### To do
For the records below, say how many lines contain the string "Kommunikation". Give the number only.

### The input
— start —

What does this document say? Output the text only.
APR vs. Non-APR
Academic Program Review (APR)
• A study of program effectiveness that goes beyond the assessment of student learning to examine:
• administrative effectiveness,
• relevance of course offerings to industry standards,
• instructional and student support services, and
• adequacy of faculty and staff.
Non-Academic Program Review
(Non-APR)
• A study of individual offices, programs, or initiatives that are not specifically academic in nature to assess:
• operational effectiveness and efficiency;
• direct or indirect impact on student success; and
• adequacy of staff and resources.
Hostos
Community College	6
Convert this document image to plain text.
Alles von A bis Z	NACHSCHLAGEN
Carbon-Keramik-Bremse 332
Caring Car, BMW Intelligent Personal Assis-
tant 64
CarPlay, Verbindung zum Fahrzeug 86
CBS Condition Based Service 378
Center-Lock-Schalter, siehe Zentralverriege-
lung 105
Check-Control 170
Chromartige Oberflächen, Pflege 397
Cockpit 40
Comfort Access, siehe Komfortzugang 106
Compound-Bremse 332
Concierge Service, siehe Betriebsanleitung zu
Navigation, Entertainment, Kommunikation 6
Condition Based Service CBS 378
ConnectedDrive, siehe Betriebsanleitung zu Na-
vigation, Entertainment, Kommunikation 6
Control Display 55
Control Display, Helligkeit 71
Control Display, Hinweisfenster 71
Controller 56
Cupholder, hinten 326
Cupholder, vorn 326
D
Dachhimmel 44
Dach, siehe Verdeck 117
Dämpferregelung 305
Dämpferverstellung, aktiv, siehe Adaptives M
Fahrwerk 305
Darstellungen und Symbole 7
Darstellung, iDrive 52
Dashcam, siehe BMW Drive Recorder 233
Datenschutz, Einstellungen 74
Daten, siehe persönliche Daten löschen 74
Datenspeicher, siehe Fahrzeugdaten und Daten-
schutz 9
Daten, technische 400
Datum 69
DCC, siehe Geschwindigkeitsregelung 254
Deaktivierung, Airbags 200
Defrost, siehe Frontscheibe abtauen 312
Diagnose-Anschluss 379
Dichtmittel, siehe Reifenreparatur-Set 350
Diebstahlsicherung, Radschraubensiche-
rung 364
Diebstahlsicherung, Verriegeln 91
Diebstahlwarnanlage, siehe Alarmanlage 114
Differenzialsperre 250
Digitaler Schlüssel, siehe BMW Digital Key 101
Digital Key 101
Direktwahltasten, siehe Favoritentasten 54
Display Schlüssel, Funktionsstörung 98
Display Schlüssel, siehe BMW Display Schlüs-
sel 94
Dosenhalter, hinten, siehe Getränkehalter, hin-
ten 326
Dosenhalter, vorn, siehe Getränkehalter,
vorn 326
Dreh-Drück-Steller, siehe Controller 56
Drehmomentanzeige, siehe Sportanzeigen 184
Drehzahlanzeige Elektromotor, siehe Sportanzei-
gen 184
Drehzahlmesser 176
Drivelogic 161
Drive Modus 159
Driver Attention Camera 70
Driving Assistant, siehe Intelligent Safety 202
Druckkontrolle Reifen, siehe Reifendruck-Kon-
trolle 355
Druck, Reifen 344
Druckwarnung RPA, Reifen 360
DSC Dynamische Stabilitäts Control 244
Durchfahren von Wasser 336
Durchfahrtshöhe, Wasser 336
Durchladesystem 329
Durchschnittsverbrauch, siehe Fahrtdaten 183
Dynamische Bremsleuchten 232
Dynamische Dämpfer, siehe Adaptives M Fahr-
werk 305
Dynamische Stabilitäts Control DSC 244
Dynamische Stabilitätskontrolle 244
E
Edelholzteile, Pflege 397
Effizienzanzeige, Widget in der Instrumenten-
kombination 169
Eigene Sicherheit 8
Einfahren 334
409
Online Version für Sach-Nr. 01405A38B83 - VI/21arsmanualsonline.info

— end —
— start —

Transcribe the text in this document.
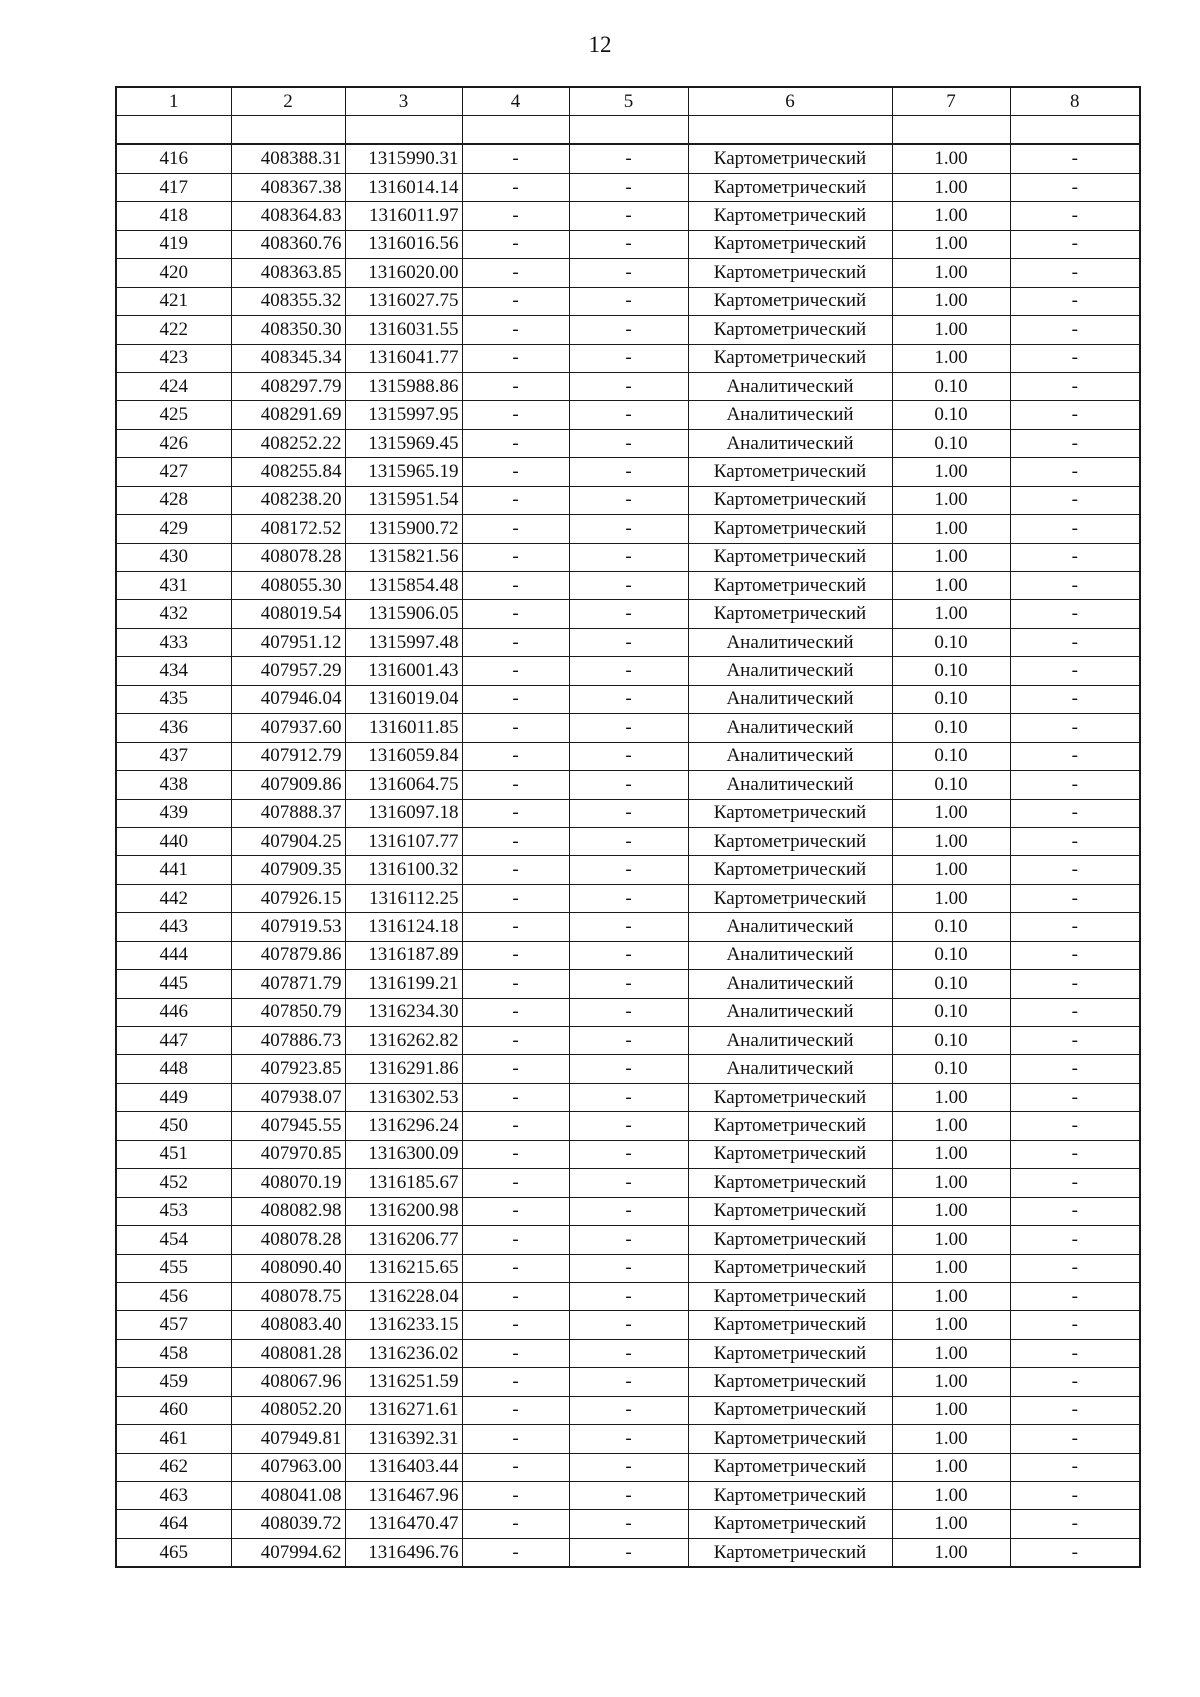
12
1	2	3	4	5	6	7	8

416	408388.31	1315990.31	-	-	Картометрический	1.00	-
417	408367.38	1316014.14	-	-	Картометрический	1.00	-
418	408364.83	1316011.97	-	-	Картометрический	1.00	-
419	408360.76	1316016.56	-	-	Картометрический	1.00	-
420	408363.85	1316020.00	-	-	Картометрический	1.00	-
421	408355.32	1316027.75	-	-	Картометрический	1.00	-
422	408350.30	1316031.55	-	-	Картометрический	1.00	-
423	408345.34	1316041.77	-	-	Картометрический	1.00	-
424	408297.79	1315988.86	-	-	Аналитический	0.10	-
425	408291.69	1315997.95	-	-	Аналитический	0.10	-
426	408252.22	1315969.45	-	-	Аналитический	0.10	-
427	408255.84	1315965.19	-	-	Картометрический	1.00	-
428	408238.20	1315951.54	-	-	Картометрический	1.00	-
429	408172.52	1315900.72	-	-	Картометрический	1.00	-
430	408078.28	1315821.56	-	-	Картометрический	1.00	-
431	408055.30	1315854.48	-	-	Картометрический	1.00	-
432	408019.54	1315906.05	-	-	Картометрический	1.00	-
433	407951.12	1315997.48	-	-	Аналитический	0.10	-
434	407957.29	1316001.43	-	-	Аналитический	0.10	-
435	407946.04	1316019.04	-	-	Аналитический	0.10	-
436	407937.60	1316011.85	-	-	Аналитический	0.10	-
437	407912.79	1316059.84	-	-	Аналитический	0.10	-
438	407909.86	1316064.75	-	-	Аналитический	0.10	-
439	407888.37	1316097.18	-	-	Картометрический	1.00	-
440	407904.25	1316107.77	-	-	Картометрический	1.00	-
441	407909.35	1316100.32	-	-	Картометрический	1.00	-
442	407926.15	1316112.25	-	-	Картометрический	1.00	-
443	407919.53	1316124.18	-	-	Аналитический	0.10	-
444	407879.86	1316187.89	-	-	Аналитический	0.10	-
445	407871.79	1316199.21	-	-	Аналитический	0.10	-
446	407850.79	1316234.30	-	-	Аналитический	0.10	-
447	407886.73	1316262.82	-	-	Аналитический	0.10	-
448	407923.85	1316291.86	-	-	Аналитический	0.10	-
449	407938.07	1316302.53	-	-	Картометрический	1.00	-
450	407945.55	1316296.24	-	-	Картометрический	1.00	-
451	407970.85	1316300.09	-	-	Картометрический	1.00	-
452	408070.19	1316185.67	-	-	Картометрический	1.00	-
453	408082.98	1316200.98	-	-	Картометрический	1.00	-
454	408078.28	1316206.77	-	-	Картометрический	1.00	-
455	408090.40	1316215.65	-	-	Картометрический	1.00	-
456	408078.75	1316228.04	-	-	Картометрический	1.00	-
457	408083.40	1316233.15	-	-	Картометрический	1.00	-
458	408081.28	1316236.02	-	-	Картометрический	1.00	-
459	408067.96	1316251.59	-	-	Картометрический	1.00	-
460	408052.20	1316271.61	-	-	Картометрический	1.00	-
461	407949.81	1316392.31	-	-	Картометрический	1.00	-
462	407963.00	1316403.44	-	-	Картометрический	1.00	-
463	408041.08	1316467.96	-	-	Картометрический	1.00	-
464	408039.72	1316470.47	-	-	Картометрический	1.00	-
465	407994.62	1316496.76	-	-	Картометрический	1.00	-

— end —

### Output for this task
2